* Written instruction
Reproduce all of the material exactly as shown.

* Some records
----

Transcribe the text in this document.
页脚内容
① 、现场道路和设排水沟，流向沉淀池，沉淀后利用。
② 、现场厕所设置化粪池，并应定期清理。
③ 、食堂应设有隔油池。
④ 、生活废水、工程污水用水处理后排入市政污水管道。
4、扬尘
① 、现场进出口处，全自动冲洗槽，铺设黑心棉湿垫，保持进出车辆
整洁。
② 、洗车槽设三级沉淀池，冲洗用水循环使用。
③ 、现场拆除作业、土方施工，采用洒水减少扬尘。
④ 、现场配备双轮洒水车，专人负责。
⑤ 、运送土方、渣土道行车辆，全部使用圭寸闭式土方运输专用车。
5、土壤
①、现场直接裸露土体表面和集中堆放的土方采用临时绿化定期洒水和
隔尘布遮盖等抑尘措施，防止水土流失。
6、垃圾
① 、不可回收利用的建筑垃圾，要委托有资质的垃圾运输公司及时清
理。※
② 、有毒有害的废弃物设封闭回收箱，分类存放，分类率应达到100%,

----

* Reply to the task
Transcribe the text in this document.
页脚内容
① 、现场道路和设排水沟，流向沉淀池，沉淀后利用。
② 、现场厕所设置化粪池，并应定期清理。
③ 、食堂应设有隔油池。
④ 、生活废水、工程污水用水处理后排入市政污水管道。
4、扬尘
① 、现场进出口处，全自动冲洗槽，铺设黑心棉湿垫，保持进出车辆
整洁。
② 、洗车槽设三级沉淀池，冲洗用水循环使用。
③ 、现场拆除作业、土方施工，采用洒水减少扬尘。
④ 、现场配备双轮洒水车，专人负责。
⑤ 、运送土方、渣土道行车辆，全部使用圭寸闭式土方运输专用车。
5、土壤
①、现场直接裸露土体表面和集中堆放的土方采用临时绿化定期洒水和
隔尘布遮盖等抑尘措施，防止水土流失。
6、垃圾
① 、不可回收利用的建筑垃圾，要委托有资质的垃圾运输公司及时清
理。※
② 、有毒有害的废弃物设封闭回收箱，分类存放，分类率应达到100%,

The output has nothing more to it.